* **Data excerpts**
========================================
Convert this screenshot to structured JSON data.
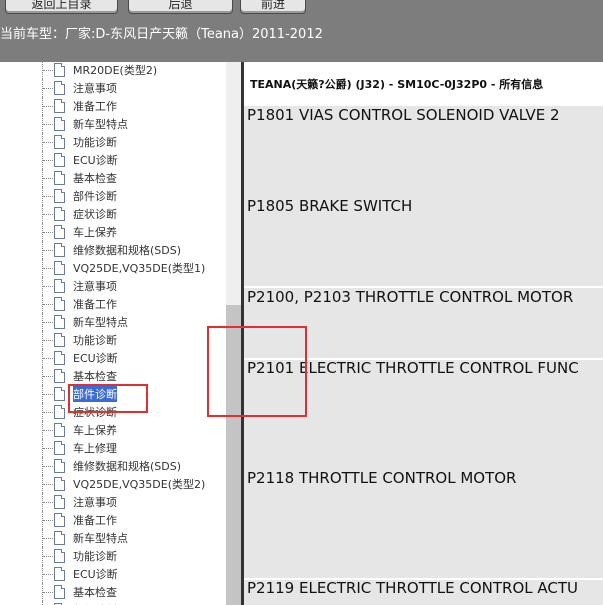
{
  "toolbar": {
    "buttons": [
      {
        "label": "返回上目录"
      },
      {
        "label": "后退"
      },
      {
        "label": "前进"
      }
    ]
  },
  "current_vehicle": {
    "label": "当前车型：",
    "value": "厂家:D-东风日产天籁（Teana）2011-2012"
  },
  "tree": {
    "items": [
      {
        "label": "MR20DE(类型2)"
      },
      {
        "label": "注意事项"
      },
      {
        "label": "准备工作"
      },
      {
        "label": "新车型特点"
      },
      {
        "label": "功能诊断"
      },
      {
        "label": "ECU诊断"
      },
      {
        "label": "基本检查"
      },
      {
        "label": "部件诊断"
      },
      {
        "label": "症状诊断"
      },
      {
        "label": "车上保养"
      },
      {
        "label": "维修数据和规格(SDS)"
      },
      {
        "label": "VQ25DE,VQ35DE(类型1)"
      },
      {
        "label": "注意事项"
      },
      {
        "label": "准备工作"
      },
      {
        "label": "新车型特点"
      },
      {
        "label": "功能诊断"
      },
      {
        "label": "ECU诊断"
      },
      {
        "label": "基本检查"
      },
      {
        "label": "部件诊断",
        "selected": true
      },
      {
        "label": "症状诊断"
      },
      {
        "label": "车上保养"
      },
      {
        "label": "车上修理"
      },
      {
        "label": "维修数据和规格(SDS)"
      },
      {
        "label": "VQ25DE,VQ35DE(类型2)"
      },
      {
        "label": "注意事项"
      },
      {
        "label": "准备工作"
      },
      {
        "label": "新车型特点"
      },
      {
        "label": "功能诊断"
      },
      {
        "label": "ECU诊断"
      },
      {
        "label": "基本检查"
      },
      {
        "label": "部件诊断"
      }
    ]
  },
  "content": {
    "header": "TEANA(天籁?公爵) (J32) - SM10C-0J32P0 - 所有信息",
    "items": [
      {
        "label": "P1801 VIAS CONTROL SOLENOID VALVE 2"
      },
      {
        "label": "P1805 BRAKE SWITCH"
      },
      {
        "label": "P2100, P2103 THROTTLE CONTROL MOTOR"
      },
      {
        "label": "P2101 ELECTRIC THROTTLE CONTROL FUNC"
      },
      {
        "label": "P2118 THROTTLE CONTROL MOTOR"
      },
      {
        "label": "P2119 ELECTRIC THROTTLE CONTROL ACTU"
      }
    ]
  },
  "colors": {
    "toolbar_bg": "#7d7d7d",
    "selection": "#3b6bd6",
    "annotation_red": "#e0302e",
    "content_bar": "#e6e6e6"
  }
}
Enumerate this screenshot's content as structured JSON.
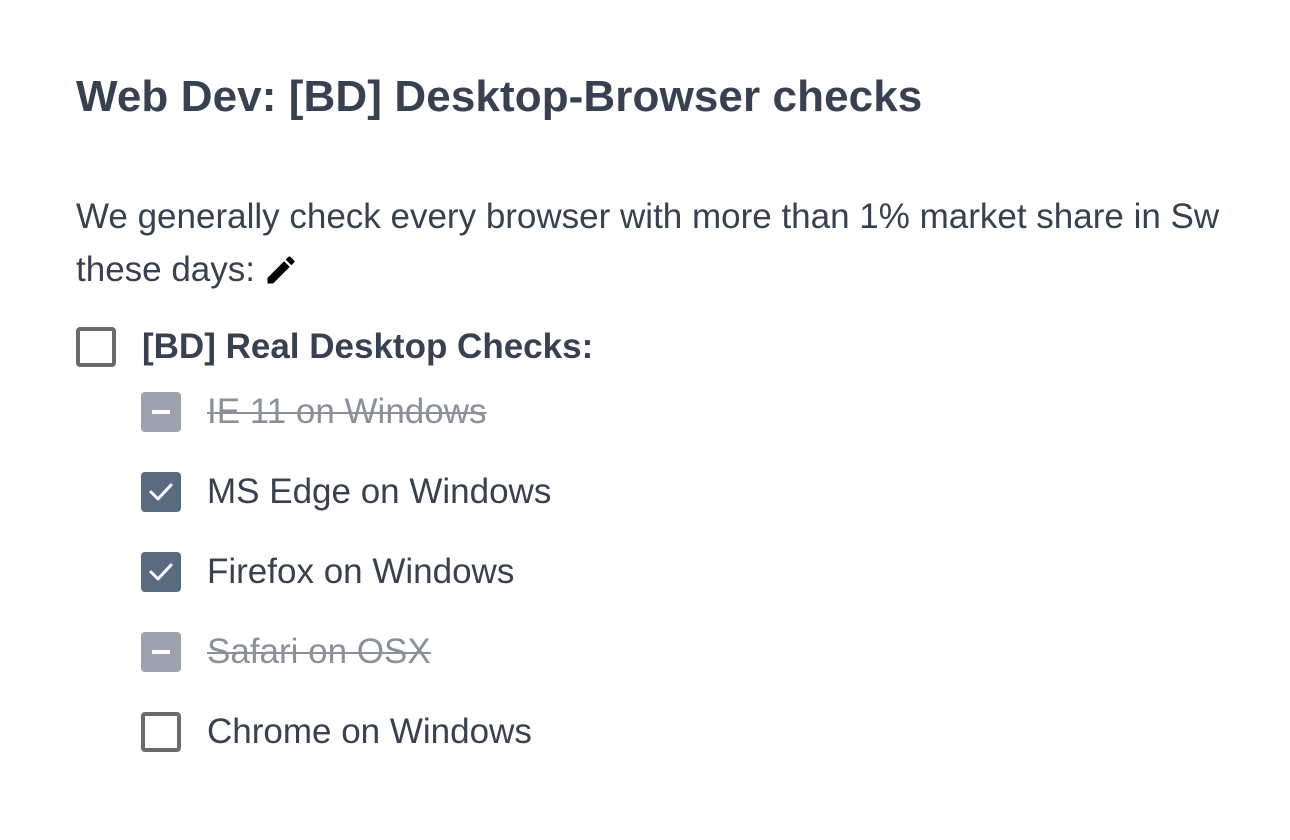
{
  "title": "Web Dev: [BD] Desktop-Browser checks",
  "description": {
    "line1": "We generally check every browser with more than 1% market share in Sw",
    "line2": "these days:"
  },
  "icons": {
    "edit": "pencil-icon",
    "checked": "checkmark-icon",
    "not_applicable": "minus-icon"
  },
  "colors": {
    "text": "#374151",
    "checked_box": "#5b6b7f",
    "na_box": "#9ca3af",
    "struck_text": "#8b919a"
  },
  "checklist": {
    "parent": {
      "label": "[BD] Real Desktop Checks:",
      "state": "unchecked"
    },
    "items": [
      {
        "label": "IE 11 on Windows",
        "state": "not-applicable"
      },
      {
        "label": "MS Edge on Windows",
        "state": "checked"
      },
      {
        "label": "Firefox on Windows",
        "state": "checked"
      },
      {
        "label": "Safari on OSX",
        "state": "not-applicable"
      },
      {
        "label": "Chrome on Windows",
        "state": "unchecked"
      }
    ]
  }
}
========================================
* **Exercise goal**
With the pictures left out, write out exactly the lines from the line containing "Enumerate this screenshot's" through the final line.

* **Task answer**
Enumerate this screenshot's content as structured JSON.
{
  "title": "Web Dev: [BD] Desktop-Browser checks",
  "description": {
    "line1": "We generally check every browser with more than 1% market share in Sw",
    "line2": "these days:"
  },
  "icons": {
    "edit": "pencil-icon",
    "checked": "checkmark-icon",
    "not_applicable": "minus-icon"
  },
  "colors": {
    "text": "#374151",
    "checked_box": "#5b6b7f",
    "na_box": "#9ca3af",
    "struck_text": "#8b919a"
  },
  "checklist": {
    "parent": {
      "label": "[BD] Real Desktop Checks:",
      "state": "unchecked"
    },
    "items": [
      {
        "label": "IE 11 on Windows",
        "state": "not-applicable"
      },
      {
        "label": "MS Edge on Windows",
        "state": "checked"
      },
      {
        "label": "Firefox on Windows",
        "state": "checked"
      },
      {
        "label": "Safari on OSX",
        "state": "not-applicable"
      },
      {
        "label": "Chrome on Windows",
        "state": "unchecked"
      }
    ]
  }
}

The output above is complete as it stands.